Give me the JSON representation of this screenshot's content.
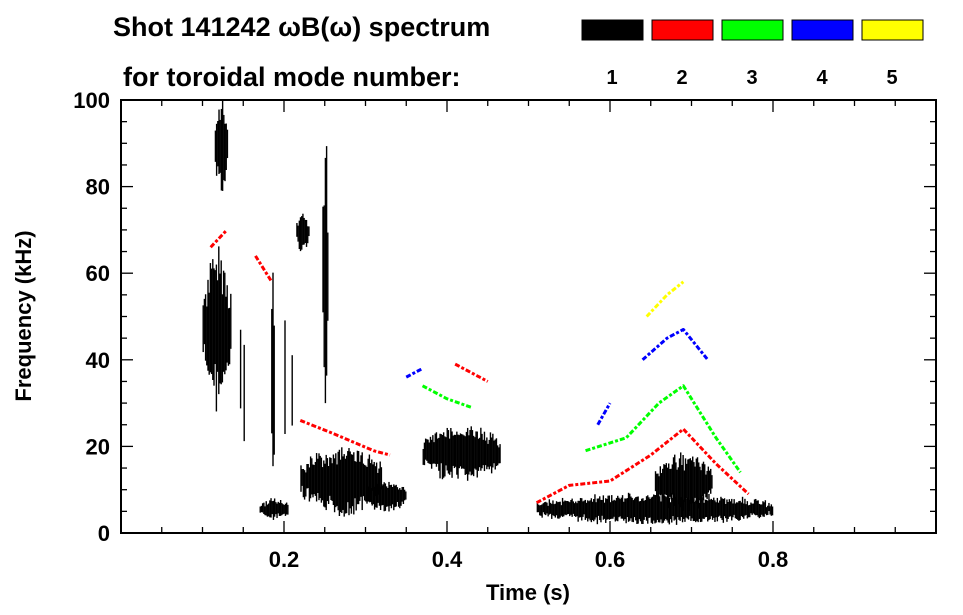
{
  "chart_data": {
    "type": "heatmap",
    "title_line1": "Shot 141242 ωB(ω) spectrum",
    "title_line2": "for toroidal mode number:",
    "xlabel": "Time (s)",
    "ylabel": "Frequency (kHz)",
    "xlim": [
      0,
      1.0
    ],
    "ylim": [
      0,
      100
    ],
    "xticks": [
      0.2,
      0.4,
      0.6,
      0.8
    ],
    "xtick_labels": [
      "0.2",
      "0.4",
      "0.6",
      "0.8"
    ],
    "yticks": [
      0,
      20,
      40,
      60,
      80,
      100
    ],
    "ytick_labels": [
      "0",
      "20",
      "40",
      "60",
      "80",
      "100"
    ],
    "legend": [
      {
        "mode": "1",
        "color": "#000000"
      },
      {
        "mode": "2",
        "color": "#ff0000"
      },
      {
        "mode": "3",
        "color": "#00ff00"
      },
      {
        "mode": "4",
        "color": "#0000ff"
      },
      {
        "mode": "5",
        "color": "#ffff00"
      }
    ],
    "regions": [
      {
        "mode": 1,
        "t": [
          0.1,
          0.135
        ],
        "f": [
          30,
          65
        ]
      },
      {
        "mode": 1,
        "t": [
          0.115,
          0.13
        ],
        "f": [
          78,
          100
        ]
      },
      {
        "mode": 1,
        "t": [
          0.215,
          0.23
        ],
        "f": [
          65,
          74
        ]
      },
      {
        "mode": 1,
        "t": [
          0.247,
          0.253
        ],
        "f": [
          25,
          100
        ]
      },
      {
        "mode": 1,
        "t": [
          0.22,
          0.32
        ],
        "f": [
          4,
          20
        ]
      },
      {
        "mode": 1,
        "t": [
          0.3,
          0.35
        ],
        "f": [
          5,
          12
        ]
      },
      {
        "mode": 1,
        "t": [
          0.37,
          0.465
        ],
        "f": [
          12,
          25
        ]
      },
      {
        "mode": 1,
        "t": [
          0.17,
          0.205
        ],
        "f": [
          3,
          8
        ]
      },
      {
        "mode": 1,
        "t": [
          0.51,
          0.8
        ],
        "f": [
          2,
          9
        ]
      },
      {
        "mode": 1,
        "t": [
          0.655,
          0.725
        ],
        "f": [
          5,
          18
        ]
      },
      {
        "mode": 1,
        "t": [
          0.14,
          0.21
        ],
        "f": [
          10,
          60
        ]
      }
    ],
    "ridges": [
      {
        "mode": 2,
        "t": [
          0.11,
          0.13
        ],
        "f": [
          66,
          70
        ]
      },
      {
        "mode": 2,
        "t": [
          0.165,
          0.185
        ],
        "f": [
          64,
          58
        ]
      },
      {
        "mode": 2,
        "t": [
          0.22,
          0.26,
          0.31,
          0.33
        ],
        "f": [
          26,
          23,
          19,
          18
        ]
      },
      {
        "mode": 2,
        "t": [
          0.41,
          0.43,
          0.45
        ],
        "f": [
          39,
          37,
          35
        ]
      },
      {
        "mode": 2,
        "t": [
          0.51,
          0.55,
          0.6,
          0.65,
          0.69,
          0.73,
          0.77
        ],
        "f": [
          7,
          11,
          12,
          18,
          24,
          16,
          9
        ]
      },
      {
        "mode": 3,
        "t": [
          0.37,
          0.4,
          0.43
        ],
        "f": [
          34,
          31,
          29
        ]
      },
      {
        "mode": 3,
        "t": [
          0.57,
          0.62,
          0.66,
          0.69,
          0.73,
          0.76
        ],
        "f": [
          19,
          22,
          30,
          34,
          22,
          14
        ]
      },
      {
        "mode": 4,
        "t": [
          0.35,
          0.37
        ],
        "f": [
          36,
          38
        ]
      },
      {
        "mode": 4,
        "t": [
          0.585,
          0.6
        ],
        "f": [
          25,
          30
        ]
      },
      {
        "mode": 4,
        "t": [
          0.64,
          0.67,
          0.69,
          0.72
        ],
        "f": [
          40,
          45,
          47,
          40
        ]
      },
      {
        "mode": 5,
        "t": [
          0.645,
          0.67,
          0.69
        ],
        "f": [
          50,
          55,
          58
        ]
      }
    ]
  }
}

☆ ☆ ☆

_TASK TO COMPLETE:_
Leave the pictures out, and print every line of the listing exactly as written.

_RESULT OF THE TASK:_
Give me the JSON representation of this screenshot's content.
{
  "chart_data": {
    "type": "heatmap",
    "title_line1": "Shot 141242 ωB(ω) spectrum",
    "title_line2": "for toroidal mode number:",
    "xlabel": "Time (s)",
    "ylabel": "Frequency (kHz)",
    "xlim": [
      0,
      1.0
    ],
    "ylim": [
      0,
      100
    ],
    "xticks": [
      0.2,
      0.4,
      0.6,
      0.8
    ],
    "xtick_labels": [
      "0.2",
      "0.4",
      "0.6",
      "0.8"
    ],
    "yticks": [
      0,
      20,
      40,
      60,
      80,
      100
    ],
    "ytick_labels": [
      "0",
      "20",
      "40",
      "60",
      "80",
      "100"
    ],
    "legend": [
      {
        "mode": "1",
        "color": "#000000"
      },
      {
        "mode": "2",
        "color": "#ff0000"
      },
      {
        "mode": "3",
        "color": "#00ff00"
      },
      {
        "mode": "4",
        "color": "#0000ff"
      },
      {
        "mode": "5",
        "color": "#ffff00"
      }
    ],
    "regions": [
      {
        "mode": 1,
        "t": [
          0.1,
          0.135
        ],
        "f": [
          30,
          65
        ]
      },
      {
        "mode": 1,
        "t": [
          0.115,
          0.13
        ],
        "f": [
          78,
          100
        ]
      },
      {
        "mode": 1,
        "t": [
          0.215,
          0.23
        ],
        "f": [
          65,
          74
        ]
      },
      {
        "mode": 1,
        "t": [
          0.247,
          0.253
        ],
        "f": [
          25,
          100
        ]
      },
      {
        "mode": 1,
        "t": [
          0.22,
          0.32
        ],
        "f": [
          4,
          20
        ]
      },
      {
        "mode": 1,
        "t": [
          0.3,
          0.35
        ],
        "f": [
          5,
          12
        ]
      },
      {
        "mode": 1,
        "t": [
          0.37,
          0.465
        ],
        "f": [
          12,
          25
        ]
      },
      {
        "mode": 1,
        "t": [
          0.17,
          0.205
        ],
        "f": [
          3,
          8
        ]
      },
      {
        "mode": 1,
        "t": [
          0.51,
          0.8
        ],
        "f": [
          2,
          9
        ]
      },
      {
        "mode": 1,
        "t": [
          0.655,
          0.725
        ],
        "f": [
          5,
          18
        ]
      },
      {
        "mode": 1,
        "t": [
          0.14,
          0.21
        ],
        "f": [
          10,
          60
        ]
      }
    ],
    "ridges": [
      {
        "mode": 2,
        "t": [
          0.11,
          0.13
        ],
        "f": [
          66,
          70
        ]
      },
      {
        "mode": 2,
        "t": [
          0.165,
          0.185
        ],
        "f": [
          64,
          58
        ]
      },
      {
        "mode": 2,
        "t": [
          0.22,
          0.26,
          0.31,
          0.33
        ],
        "f": [
          26,
          23,
          19,
          18
        ]
      },
      {
        "mode": 2,
        "t": [
          0.41,
          0.43,
          0.45
        ],
        "f": [
          39,
          37,
          35
        ]
      },
      {
        "mode": 2,
        "t": [
          0.51,
          0.55,
          0.6,
          0.65,
          0.69,
          0.73,
          0.77
        ],
        "f": [
          7,
          11,
          12,
          18,
          24,
          16,
          9
        ]
      },
      {
        "mode": 3,
        "t": [
          0.37,
          0.4,
          0.43
        ],
        "f": [
          34,
          31,
          29
        ]
      },
      {
        "mode": 3,
        "t": [
          0.57,
          0.62,
          0.66,
          0.69,
          0.73,
          0.76
        ],
        "f": [
          19,
          22,
          30,
          34,
          22,
          14
        ]
      },
      {
        "mode": 4,
        "t": [
          0.35,
          0.37
        ],
        "f": [
          36,
          38
        ]
      },
      {
        "mode": 4,
        "t": [
          0.585,
          0.6
        ],
        "f": [
          25,
          30
        ]
      },
      {
        "mode": 4,
        "t": [
          0.64,
          0.67,
          0.69,
          0.72
        ],
        "f": [
          40,
          45,
          47,
          40
        ]
      },
      {
        "mode": 5,
        "t": [
          0.645,
          0.67,
          0.69
        ],
        "f": [
          50,
          55,
          58
        ]
      }
    ]
  }
}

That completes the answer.